■ WHAT YOU ARE ASKED TO DO: Select the lines below containing the word "this".
— begin SUPPLIED DATA —
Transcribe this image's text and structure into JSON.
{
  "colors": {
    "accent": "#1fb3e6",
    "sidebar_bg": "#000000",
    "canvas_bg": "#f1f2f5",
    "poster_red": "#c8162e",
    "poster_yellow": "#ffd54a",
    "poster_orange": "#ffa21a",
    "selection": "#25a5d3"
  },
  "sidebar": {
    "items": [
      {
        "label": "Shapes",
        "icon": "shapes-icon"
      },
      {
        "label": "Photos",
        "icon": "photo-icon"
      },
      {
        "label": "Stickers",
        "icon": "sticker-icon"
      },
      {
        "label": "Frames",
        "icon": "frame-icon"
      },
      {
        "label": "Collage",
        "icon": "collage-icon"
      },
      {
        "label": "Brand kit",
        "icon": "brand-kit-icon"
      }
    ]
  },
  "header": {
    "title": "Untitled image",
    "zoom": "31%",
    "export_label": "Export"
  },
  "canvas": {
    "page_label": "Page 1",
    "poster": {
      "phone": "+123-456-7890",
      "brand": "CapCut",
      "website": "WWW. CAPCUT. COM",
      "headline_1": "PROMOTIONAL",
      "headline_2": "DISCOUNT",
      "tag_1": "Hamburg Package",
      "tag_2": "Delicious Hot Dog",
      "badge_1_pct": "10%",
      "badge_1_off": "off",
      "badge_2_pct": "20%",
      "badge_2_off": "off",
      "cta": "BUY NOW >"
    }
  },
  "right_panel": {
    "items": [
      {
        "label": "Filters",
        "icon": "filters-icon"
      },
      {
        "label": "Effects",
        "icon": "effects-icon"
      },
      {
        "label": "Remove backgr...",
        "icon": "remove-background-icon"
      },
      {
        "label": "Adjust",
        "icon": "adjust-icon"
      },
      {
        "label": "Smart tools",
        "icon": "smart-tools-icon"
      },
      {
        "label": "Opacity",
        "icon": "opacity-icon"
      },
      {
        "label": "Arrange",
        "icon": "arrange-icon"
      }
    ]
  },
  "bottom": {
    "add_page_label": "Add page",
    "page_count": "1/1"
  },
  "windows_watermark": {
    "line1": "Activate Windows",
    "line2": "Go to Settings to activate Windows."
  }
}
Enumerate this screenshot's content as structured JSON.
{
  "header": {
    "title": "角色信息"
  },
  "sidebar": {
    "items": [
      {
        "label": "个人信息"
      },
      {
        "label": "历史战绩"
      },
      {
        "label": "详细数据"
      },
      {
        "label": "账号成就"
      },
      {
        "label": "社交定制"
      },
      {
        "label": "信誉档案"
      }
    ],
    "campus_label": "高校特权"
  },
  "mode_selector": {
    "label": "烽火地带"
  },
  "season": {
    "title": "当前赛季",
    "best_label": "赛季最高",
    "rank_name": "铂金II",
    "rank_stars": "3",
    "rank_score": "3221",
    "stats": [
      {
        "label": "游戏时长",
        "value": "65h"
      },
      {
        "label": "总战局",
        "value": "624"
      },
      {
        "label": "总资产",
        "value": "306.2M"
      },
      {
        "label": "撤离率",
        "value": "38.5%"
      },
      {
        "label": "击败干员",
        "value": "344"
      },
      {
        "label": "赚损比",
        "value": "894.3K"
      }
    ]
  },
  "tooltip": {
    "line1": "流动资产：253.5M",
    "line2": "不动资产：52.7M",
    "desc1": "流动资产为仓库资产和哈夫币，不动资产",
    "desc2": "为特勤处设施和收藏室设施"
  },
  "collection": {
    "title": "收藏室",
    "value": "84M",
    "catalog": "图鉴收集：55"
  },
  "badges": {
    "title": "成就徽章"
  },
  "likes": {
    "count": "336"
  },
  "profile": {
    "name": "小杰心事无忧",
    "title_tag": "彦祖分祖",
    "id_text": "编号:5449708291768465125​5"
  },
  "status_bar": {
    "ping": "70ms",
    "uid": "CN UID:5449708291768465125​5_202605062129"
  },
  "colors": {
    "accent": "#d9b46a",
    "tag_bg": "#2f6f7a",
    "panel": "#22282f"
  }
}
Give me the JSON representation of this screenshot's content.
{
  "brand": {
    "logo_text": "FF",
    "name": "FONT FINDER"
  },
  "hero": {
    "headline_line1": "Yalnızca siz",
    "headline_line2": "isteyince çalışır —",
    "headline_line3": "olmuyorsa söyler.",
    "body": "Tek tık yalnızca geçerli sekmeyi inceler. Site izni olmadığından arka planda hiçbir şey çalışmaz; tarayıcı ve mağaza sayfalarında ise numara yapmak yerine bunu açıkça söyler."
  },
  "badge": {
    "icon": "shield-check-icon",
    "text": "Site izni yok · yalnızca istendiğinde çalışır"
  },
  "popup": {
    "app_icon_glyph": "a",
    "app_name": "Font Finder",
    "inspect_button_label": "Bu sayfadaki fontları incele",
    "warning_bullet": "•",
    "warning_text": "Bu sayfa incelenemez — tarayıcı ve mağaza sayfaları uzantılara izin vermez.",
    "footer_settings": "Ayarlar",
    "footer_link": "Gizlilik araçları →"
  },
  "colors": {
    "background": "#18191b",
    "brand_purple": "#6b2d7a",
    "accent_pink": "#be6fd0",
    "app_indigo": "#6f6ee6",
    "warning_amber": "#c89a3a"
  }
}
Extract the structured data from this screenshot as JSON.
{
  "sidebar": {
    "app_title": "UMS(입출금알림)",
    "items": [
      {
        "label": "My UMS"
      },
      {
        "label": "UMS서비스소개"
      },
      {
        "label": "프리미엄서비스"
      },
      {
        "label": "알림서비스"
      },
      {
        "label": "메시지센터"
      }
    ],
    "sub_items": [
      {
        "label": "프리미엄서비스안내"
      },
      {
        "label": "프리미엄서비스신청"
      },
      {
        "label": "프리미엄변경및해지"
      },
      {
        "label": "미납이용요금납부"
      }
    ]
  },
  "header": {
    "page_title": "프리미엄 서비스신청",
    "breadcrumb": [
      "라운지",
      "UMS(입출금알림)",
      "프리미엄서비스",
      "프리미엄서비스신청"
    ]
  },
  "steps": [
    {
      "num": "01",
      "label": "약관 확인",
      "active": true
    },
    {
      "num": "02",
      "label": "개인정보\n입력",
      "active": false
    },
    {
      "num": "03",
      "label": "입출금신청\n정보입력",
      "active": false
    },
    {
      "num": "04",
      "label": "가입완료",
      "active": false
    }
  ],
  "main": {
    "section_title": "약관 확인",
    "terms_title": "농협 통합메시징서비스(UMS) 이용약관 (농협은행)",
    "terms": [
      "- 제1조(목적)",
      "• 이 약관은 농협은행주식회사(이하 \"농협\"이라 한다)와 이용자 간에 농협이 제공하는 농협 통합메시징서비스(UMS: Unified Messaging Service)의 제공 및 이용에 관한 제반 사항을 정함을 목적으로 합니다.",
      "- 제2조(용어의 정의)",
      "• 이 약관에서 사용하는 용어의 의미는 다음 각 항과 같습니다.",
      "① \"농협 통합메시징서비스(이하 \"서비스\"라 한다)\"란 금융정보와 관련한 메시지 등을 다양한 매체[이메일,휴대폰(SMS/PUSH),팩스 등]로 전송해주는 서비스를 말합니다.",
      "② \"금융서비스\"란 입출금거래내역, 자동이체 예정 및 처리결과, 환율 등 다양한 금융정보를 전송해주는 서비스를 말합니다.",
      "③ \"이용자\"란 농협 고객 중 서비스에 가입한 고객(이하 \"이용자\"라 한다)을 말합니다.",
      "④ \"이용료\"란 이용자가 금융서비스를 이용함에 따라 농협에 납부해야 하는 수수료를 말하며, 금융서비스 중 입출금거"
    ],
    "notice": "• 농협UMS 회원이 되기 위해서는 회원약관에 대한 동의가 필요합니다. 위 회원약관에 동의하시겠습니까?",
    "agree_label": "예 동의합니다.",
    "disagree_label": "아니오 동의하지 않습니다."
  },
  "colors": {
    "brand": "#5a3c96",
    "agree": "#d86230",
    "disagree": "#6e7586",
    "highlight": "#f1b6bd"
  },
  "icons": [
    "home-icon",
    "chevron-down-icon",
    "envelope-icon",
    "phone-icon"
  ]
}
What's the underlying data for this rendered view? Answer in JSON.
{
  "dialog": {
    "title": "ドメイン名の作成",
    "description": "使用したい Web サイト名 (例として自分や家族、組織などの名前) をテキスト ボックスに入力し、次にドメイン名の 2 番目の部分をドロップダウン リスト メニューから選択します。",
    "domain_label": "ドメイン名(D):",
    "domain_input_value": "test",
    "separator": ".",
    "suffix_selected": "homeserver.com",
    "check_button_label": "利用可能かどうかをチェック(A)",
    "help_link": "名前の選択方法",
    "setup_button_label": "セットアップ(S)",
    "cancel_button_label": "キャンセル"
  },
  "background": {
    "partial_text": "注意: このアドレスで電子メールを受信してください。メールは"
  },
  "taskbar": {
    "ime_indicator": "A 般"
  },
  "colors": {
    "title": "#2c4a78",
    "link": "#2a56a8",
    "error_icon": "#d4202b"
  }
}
— end SUPPLIED DATA —
■ CORRECT OUTPUT:
Transcribe this image's text and structure into JSON.
Enumerate this screenshot's content as structured JSON.
Give me the JSON representation of this screenshot's content.
Extract the structured data from this screenshot as JSON.
What's the underlying data for this rendered view? Answer in JSON.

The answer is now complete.